- What the task asks -
Note each line that includes the word "title". Copy those lines.

*-*-*

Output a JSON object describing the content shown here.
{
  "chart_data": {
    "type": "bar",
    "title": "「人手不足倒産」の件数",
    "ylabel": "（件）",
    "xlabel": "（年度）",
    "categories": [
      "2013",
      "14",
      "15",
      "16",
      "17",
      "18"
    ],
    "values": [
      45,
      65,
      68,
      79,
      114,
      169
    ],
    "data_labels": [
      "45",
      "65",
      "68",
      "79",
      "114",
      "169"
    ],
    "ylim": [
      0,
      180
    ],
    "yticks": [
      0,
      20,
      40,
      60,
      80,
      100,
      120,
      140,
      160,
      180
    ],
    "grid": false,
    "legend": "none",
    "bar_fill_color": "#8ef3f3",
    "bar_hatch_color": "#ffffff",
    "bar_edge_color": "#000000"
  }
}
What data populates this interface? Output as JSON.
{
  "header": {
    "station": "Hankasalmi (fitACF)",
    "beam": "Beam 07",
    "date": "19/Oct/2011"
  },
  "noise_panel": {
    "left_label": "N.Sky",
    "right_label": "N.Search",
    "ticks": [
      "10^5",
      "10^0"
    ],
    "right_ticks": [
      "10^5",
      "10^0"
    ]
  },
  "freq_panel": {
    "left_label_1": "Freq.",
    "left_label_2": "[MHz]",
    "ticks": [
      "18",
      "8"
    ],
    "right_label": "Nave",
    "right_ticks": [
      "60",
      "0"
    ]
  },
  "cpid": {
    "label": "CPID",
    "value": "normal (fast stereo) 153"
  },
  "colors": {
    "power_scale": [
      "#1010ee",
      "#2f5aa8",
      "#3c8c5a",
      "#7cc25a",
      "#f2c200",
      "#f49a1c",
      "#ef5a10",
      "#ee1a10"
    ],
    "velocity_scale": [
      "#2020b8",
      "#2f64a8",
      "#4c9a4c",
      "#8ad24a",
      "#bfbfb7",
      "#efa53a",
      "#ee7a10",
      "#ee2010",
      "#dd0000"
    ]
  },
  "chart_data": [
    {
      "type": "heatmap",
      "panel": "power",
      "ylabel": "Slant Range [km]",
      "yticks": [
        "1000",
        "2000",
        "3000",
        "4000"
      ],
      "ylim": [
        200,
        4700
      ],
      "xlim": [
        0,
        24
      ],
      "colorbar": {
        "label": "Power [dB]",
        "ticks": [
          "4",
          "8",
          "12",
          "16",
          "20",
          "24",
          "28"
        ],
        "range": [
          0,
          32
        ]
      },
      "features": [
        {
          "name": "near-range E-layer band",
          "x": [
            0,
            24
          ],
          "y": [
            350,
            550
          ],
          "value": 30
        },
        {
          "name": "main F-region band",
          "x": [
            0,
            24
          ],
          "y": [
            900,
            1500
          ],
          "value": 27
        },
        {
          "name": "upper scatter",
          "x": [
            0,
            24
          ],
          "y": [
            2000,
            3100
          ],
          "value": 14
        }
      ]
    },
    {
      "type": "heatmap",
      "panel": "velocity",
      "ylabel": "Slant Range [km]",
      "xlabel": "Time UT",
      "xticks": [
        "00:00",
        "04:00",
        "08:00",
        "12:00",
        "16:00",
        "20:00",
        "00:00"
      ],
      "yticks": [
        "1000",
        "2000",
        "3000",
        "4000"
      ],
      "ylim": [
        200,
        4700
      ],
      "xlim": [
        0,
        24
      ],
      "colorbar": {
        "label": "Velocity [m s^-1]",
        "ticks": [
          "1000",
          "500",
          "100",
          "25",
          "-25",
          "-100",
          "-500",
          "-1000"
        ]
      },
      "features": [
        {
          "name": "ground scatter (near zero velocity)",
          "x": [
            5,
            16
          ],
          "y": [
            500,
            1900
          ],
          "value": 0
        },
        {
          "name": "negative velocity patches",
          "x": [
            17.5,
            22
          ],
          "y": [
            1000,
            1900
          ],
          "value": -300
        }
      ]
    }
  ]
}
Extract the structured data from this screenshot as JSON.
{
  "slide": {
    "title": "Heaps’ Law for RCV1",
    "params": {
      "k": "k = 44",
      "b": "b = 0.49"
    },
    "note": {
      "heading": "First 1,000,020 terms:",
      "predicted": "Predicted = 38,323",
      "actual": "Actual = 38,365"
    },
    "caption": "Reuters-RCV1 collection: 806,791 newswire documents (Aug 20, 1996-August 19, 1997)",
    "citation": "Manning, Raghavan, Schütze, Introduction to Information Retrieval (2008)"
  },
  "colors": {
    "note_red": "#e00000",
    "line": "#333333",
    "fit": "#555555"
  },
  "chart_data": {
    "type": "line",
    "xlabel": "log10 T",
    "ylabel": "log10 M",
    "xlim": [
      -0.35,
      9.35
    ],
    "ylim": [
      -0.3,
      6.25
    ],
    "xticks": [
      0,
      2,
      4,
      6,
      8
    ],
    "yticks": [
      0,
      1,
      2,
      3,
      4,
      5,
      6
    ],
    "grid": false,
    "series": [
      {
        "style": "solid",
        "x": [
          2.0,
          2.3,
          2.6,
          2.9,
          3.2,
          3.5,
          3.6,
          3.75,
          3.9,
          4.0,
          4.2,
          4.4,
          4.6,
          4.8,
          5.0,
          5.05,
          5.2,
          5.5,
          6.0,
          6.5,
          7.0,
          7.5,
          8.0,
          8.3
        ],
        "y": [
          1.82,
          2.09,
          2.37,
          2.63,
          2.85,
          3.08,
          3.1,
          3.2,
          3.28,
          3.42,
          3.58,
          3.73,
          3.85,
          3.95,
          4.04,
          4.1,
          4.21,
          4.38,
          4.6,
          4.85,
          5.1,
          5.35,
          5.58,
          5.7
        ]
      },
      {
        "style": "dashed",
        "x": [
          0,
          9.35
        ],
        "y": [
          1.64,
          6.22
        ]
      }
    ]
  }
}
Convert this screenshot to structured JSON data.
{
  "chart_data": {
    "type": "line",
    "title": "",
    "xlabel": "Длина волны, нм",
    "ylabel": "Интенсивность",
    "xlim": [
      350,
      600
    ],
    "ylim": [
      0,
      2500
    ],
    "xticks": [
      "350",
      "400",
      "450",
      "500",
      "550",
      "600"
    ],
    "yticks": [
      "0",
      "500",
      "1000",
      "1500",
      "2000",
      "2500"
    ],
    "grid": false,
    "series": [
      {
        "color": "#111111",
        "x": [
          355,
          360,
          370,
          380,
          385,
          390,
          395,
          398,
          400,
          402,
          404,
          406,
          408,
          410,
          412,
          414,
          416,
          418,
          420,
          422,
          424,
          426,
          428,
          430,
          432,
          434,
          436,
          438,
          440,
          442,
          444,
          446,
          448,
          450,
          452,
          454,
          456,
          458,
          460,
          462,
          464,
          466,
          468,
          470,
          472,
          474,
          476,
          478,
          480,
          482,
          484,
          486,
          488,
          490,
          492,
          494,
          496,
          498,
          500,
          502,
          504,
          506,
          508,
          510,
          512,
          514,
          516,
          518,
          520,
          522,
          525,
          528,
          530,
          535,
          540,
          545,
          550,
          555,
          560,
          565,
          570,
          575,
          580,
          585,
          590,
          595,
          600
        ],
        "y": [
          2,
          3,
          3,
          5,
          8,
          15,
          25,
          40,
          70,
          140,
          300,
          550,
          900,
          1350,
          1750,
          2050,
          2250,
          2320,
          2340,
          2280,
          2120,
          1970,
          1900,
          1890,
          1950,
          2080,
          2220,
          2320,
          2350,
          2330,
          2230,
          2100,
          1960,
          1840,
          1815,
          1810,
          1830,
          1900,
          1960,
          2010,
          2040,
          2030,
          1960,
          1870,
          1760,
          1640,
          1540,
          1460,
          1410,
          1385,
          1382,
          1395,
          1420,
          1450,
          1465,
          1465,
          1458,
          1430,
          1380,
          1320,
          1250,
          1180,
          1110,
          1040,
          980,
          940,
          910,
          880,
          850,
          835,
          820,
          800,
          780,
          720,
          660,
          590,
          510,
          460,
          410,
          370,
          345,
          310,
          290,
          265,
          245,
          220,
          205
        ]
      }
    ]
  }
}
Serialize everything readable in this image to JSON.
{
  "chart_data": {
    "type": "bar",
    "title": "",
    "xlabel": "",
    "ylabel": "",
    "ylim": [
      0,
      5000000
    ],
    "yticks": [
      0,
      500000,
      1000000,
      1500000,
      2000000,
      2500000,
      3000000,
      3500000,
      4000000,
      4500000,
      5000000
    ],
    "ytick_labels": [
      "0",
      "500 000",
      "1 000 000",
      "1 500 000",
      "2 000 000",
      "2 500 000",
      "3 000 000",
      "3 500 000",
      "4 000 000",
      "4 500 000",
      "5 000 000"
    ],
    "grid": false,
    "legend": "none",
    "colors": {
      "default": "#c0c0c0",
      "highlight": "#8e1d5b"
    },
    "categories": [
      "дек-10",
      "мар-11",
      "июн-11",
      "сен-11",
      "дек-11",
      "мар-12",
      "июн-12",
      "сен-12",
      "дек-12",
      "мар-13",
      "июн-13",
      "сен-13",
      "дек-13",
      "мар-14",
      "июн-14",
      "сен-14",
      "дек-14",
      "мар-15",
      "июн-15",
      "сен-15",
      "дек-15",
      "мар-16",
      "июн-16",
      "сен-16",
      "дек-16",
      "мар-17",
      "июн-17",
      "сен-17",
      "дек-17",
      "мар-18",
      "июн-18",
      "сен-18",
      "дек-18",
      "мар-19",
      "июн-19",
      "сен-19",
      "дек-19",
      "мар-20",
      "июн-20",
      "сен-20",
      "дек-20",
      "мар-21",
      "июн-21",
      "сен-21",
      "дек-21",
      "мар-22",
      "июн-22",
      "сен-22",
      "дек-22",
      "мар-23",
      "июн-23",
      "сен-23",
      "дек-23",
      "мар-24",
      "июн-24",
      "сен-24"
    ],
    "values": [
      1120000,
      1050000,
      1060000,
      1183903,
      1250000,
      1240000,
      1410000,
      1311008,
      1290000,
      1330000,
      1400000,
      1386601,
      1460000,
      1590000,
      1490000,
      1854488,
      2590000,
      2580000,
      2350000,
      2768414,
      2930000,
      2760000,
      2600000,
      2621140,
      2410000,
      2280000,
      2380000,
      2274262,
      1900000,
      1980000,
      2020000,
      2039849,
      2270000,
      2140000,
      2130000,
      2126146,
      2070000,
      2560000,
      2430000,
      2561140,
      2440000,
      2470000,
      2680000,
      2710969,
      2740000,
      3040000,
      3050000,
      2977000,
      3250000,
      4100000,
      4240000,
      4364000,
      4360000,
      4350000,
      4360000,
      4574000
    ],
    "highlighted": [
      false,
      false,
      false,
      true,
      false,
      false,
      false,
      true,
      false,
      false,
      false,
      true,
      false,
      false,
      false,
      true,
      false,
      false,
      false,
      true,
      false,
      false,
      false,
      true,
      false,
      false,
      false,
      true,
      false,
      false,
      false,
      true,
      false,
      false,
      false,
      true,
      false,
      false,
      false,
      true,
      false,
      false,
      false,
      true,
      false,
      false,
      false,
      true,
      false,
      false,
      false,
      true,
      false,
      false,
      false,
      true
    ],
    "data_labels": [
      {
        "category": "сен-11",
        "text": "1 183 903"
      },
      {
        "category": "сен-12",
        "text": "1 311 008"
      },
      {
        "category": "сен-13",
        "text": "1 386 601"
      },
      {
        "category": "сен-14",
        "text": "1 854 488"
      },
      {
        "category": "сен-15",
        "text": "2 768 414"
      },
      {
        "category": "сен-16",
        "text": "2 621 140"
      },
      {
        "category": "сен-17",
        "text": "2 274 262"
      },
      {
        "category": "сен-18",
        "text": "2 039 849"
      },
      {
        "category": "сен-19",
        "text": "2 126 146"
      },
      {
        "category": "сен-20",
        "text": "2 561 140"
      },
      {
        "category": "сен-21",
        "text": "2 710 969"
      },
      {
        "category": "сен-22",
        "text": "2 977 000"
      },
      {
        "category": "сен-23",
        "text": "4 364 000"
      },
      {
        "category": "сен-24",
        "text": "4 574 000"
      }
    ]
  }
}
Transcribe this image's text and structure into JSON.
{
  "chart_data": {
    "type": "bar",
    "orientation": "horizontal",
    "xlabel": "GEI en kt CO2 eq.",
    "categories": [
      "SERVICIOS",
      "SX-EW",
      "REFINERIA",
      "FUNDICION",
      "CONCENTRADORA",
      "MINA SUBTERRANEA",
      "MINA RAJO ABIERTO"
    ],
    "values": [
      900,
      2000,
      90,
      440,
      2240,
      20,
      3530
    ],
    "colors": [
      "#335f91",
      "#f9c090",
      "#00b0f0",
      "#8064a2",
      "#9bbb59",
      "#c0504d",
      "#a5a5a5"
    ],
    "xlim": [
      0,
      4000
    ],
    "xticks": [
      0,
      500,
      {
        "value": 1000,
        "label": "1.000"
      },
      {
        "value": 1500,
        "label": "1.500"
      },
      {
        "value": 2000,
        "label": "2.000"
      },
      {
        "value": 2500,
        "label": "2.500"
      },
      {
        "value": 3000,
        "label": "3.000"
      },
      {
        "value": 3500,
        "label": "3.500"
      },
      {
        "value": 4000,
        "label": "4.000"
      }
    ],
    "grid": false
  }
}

*-*-*

- Completed task -
    "title": "「人手不足倒産」の件数",
    "title": "Heaps’ Law for RCV1",
    "title": "",
    "title": "",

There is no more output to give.